═══ Document segment
Behind a 261-yard, three-touchdown passing performance from redshirt freshman quarterback Kyle Parker — making his second start — Clemson rallied to go ahead 27-24 on Richard Jackson’s 53-yard field goal with 11:33 remaining.

But Georgia Tech responded with a 34-yard tying field goal with 5:40 left, and then it was deja vu for Dabo all over again.

• Last year, with Clemson trying for the go-ahead touchdown, lineman Thomas Austin was penalized for holding on a 27-yard completion to Jacoby Ford on fourth-and-12 from the Clemson 42 with 2:42 to go.

This year, with 3:14 left, a holding call on Austin wiped out a 39-yard pass to Ford on third-and-11 that would have positioned the Tigers at Georgia Tech’s 18.

• Last year, 6-foot-3 Georgia Tech receiver Demaryius Thomas had a 23-yard catch against 5-9 corner Chris Chancellor to convert a third-and-14 on the team’s game-winning drive — which ended with a Thomas’ 24-yard scoring catch versus Chancellor with 5:22 remaining.

This year, with 1:38 left, Thomas got behind Chancellor on a post corner and hauled in a 39-yarder on third-and-11, putting the Yellow Jackets at the Clemson 27.

“We didn’t generate enough rush,” defensive coordinator Kevin Steele said of the play. “Against a normal team, we probably could have pressured that to win the game, pressured and cut it loose. But with these guys, you don’t know what you’re going to get.”

Which aptly described the entire contest.
══════
═══ Supplied material
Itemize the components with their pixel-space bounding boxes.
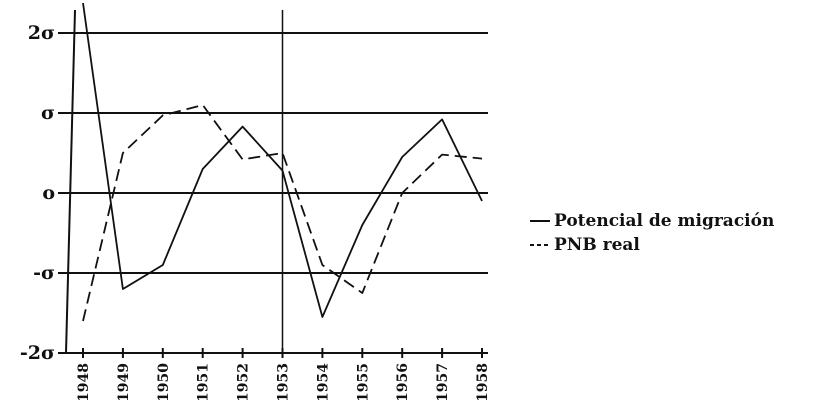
x-tick-label: 1954 <box>315 363 331 400</box>
x-tick-label: 1956 <box>395 363 411 400</box>
y-tick-label: 2σ <box>28 22 55 44</box>
x-tick-label: 1952 <box>236 363 252 400</box>
x-tick-label: 1957 <box>435 363 451 400</box>
series-line-potencial-migracion <box>82 2 483 318</box>
x-tick-label: 1955 <box>355 363 371 400</box>
series-layer <box>82 2 483 322</box>
x-tick-label: 1948 <box>76 363 92 400</box>
y-axis <box>65 9 76 354</box>
legend-entry: Potencial de migración <box>554 211 774 231</box>
x-tick-label: 1958 <box>475 363 491 400</box>
y-tick-label: -σ <box>33 262 55 284</box>
y-tick-label: o <box>42 182 55 204</box>
y-tick-label: -2σ <box>20 342 55 364</box>
legend-entry: PNB real <box>554 235 640 255</box>
x-tick-label: 1949 <box>116 363 132 400</box>
grid-layer <box>65 32 488 274</box>
axis-layer <box>58 9 488 358</box>
legend: Potencial de migración PNB real <box>530 211 774 255</box>
label-layer: 2σ σ o -σ -2σ 1948 1949 1950 1951 1952 1953 1954 195… <box>20 22 491 400</box>
y-tick-label: σ <box>41 102 55 124</box>
x-tick-label: 1951 <box>196 363 212 400</box>
x-tick-label: 1950 <box>156 363 172 400</box>
x-tick-label: 1953 <box>276 363 292 400</box>
series-line-pnb-real <box>82 104 483 322</box>
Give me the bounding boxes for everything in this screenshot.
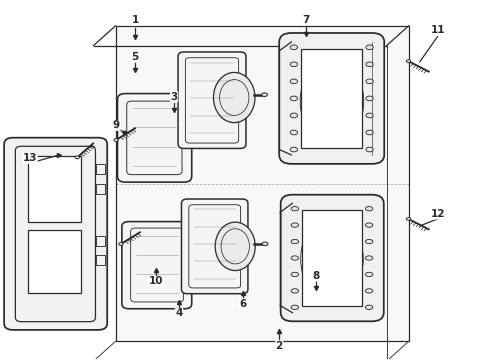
══════
● **Problem 1**: In the game recap, who kicked the 53-yard field goal that gave Clemson a 27-24 lead?
● **Problem 2**: List every player, not counting coaches, whom the game recap names.
● **Problem 3**: Continue the Clemson–Georgia Tech game recap from its last sentence.

● **Answer 1**: Richard Jackson

● **Answer 2**: Kyle Parker, Richard Jackson, Thomas Austin, Jacoby Ford, Demaryius Thomas, Chris Chancellor

● **Answer 3**:
For most of the first half, it appeared that Clemson’s only solace might be C.J. Spiller’s 63-yard touchdown catch in the second quarter — which snapped the team’s stretch of nine quarters without a touchdown at Bobby Dodd Stadium.

Swinney admitted to being “out-coached” in the first quarter as Georgia Tech struck three big plays — an 82-yard touchdown run on the Yellow Jackets’ second play from scrimmage; an 85-yard punt return score when Jackson failed to pooch-punt out of bounds on an odd fake 57-yard field goal; and a 34-yard touchdown pass to Thomas when the Tigers were caught napping on a fake field goal.

“Outside of that, the Tigers dominated,” Swinney said. “It’s very disappointing.

“In a tough environment, they showed heart and toughness. They didn’t quit.”

Swinney reiterated to the team that no ACC champion since 2000 has gone undefeated in conference play and that all of the team’s goals remain intact heading into Saturday’s noon home game against Boston College.

“This game isn’t going to break our season,” Spiller said. “We can’t let this one beat us twice.”